### [Work instructions]
Locate every line that holds the string "micro" and copy it.

### [Provided entries]

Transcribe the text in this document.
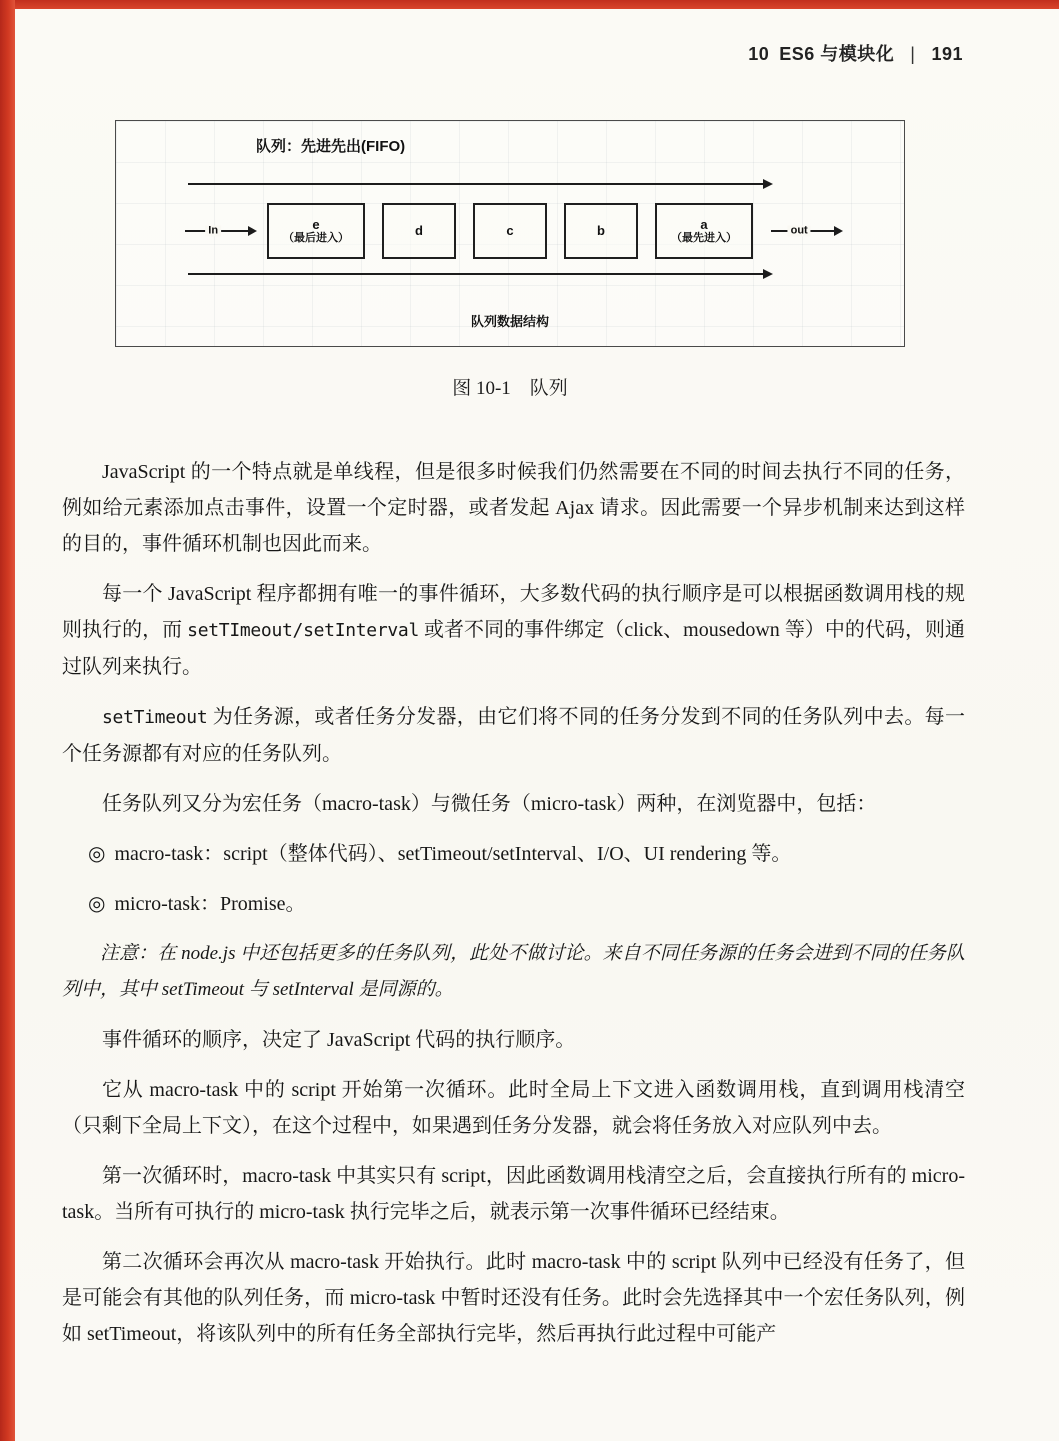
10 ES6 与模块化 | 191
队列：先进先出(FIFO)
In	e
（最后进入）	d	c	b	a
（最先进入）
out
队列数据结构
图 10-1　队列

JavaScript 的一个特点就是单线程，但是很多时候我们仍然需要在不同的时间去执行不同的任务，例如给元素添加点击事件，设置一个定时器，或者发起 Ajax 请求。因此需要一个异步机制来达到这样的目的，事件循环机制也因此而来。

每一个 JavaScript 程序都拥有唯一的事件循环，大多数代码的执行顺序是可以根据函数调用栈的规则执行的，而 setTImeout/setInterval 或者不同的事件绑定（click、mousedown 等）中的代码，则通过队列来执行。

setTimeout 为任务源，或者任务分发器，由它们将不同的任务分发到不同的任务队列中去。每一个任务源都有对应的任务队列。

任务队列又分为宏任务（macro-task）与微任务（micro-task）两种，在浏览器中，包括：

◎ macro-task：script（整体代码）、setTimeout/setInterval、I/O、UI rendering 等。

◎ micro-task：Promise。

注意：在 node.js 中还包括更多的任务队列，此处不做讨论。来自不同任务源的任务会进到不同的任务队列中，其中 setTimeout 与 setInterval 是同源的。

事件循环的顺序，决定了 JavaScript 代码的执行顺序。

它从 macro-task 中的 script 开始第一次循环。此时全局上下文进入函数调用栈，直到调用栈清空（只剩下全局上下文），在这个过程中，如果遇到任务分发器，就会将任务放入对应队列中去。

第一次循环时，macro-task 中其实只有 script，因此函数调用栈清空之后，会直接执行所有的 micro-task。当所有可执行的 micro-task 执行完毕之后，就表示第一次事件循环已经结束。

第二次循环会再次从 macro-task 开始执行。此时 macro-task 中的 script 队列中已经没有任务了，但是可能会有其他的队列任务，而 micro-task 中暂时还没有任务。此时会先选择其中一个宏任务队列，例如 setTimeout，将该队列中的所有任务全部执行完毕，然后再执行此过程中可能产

### [Reply]
任务队列又分为宏任务（macro-task）与微任务（micro-task）两种，在浏览器中，包括：
◎ micro-task：Promise。
第一次循环时，macro-task 中其实只有 script，因此函数调用栈清空之后，会直接执行所有的 micro-task。当所有可执行的 micro-task 执行完毕之后，就表示第一次事件循环已经结束。
第二次循环会再次从 macro-task 开始执行。此时 macro-task 中的 script 队列中已经没有任务了，但是可能会有其他的队列任务，而 micro-task 中暂时还没有任务。此时会先选择其中一个宏任务队列，例如 setTimeout，将该队列中的所有任务全部执行完毕，然后再执行此过程中可能产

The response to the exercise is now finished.